[What this task involves] Give back the records below exactly, every one, with no pictures.

[Records for processing]
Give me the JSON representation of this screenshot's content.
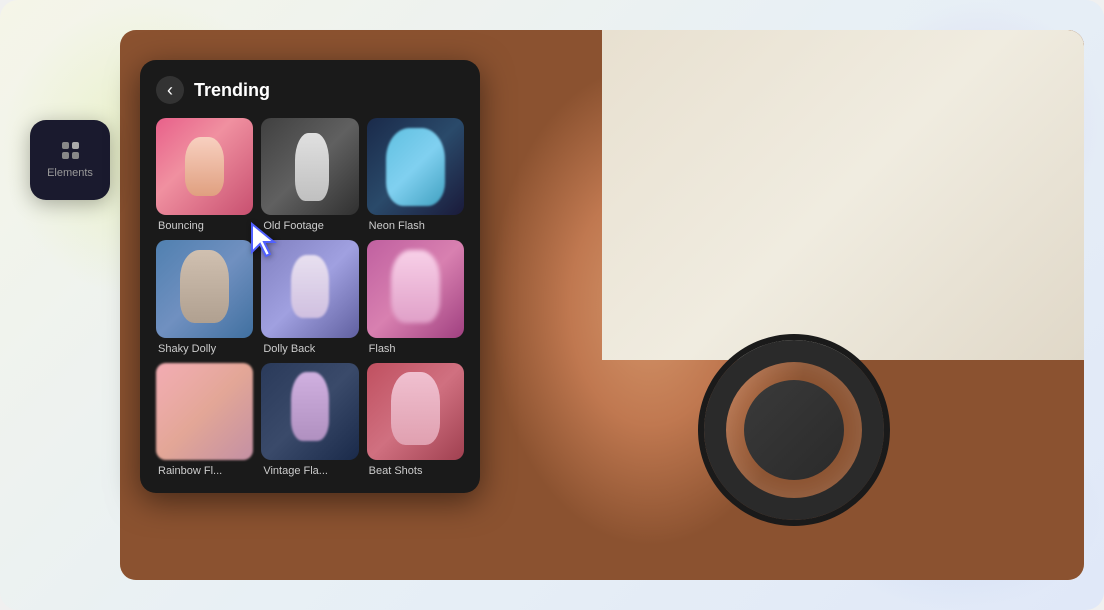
{
  "panel": {
    "title": "Trending",
    "back_button_label": "‹"
  },
  "elements_sidebar": {
    "label": "Elements"
  },
  "effects": [
    {
      "id": "bouncing",
      "label": "Bouncing",
      "thumb_class": "thumb-bouncing"
    },
    {
      "id": "old-footage",
      "label": "Old Footage",
      "thumb_class": "thumb-old-footage"
    },
    {
      "id": "neon-flash",
      "label": "Neon Flash",
      "thumb_class": "thumb-neon-flash"
    },
    {
      "id": "shaky-dolly",
      "label": "Shaky Dolly",
      "thumb_class": "thumb-shaky-dolly"
    },
    {
      "id": "dolly-back",
      "label": "Dolly Back",
      "thumb_class": "thumb-dolly-back"
    },
    {
      "id": "flash",
      "label": "Flash",
      "thumb_class": "thumb-flash"
    },
    {
      "id": "rainbow-fl",
      "label": "Rainbow Fl...",
      "thumb_class": "thumb-rainbow-fl"
    },
    {
      "id": "vintage-fla",
      "label": "Vintage Fla...",
      "thumb_class": "thumb-vintage-fla"
    },
    {
      "id": "beat-shots",
      "label": "Beat Shots",
      "thumb_class": "thumb-beat-shots"
    }
  ],
  "colors": {
    "panel_bg": "#1a1a1a",
    "panel_text": "#ffffff",
    "label_text": "#cccccc",
    "accent": "#6060ff"
  }
}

[Exercise result]
Give me the JSON representation of this screenshot's content.
{
  "panel": {
    "title": "Trending",
    "back_button_label": "‹"
  },
  "elements_sidebar": {
    "label": "Elements"
  },
  "effects": [
    {
      "id": "bouncing",
      "label": "Bouncing",
      "thumb_class": "thumb-bouncing"
    },
    {
      "id": "old-footage",
      "label": "Old Footage",
      "thumb_class": "thumb-old-footage"
    },
    {
      "id": "neon-flash",
      "label": "Neon Flash",
      "thumb_class": "thumb-neon-flash"
    },
    {
      "id": "shaky-dolly",
      "label": "Shaky Dolly",
      "thumb_class": "thumb-shaky-dolly"
    },
    {
      "id": "dolly-back",
      "label": "Dolly Back",
      "thumb_class": "thumb-dolly-back"
    },
    {
      "id": "flash",
      "label": "Flash",
      "thumb_class": "thumb-flash"
    },
    {
      "id": "rainbow-fl",
      "label": "Rainbow Fl...",
      "thumb_class": "thumb-rainbow-fl"
    },
    {
      "id": "vintage-fla",
      "label": "Vintage Fla...",
      "thumb_class": "thumb-vintage-fla"
    },
    {
      "id": "beat-shots",
      "label": "Beat Shots",
      "thumb_class": "thumb-beat-shots"
    }
  ],
  "colors": {
    "panel_bg": "#1a1a1a",
    "panel_text": "#ffffff",
    "label_text": "#cccccc",
    "accent": "#6060ff"
  }
}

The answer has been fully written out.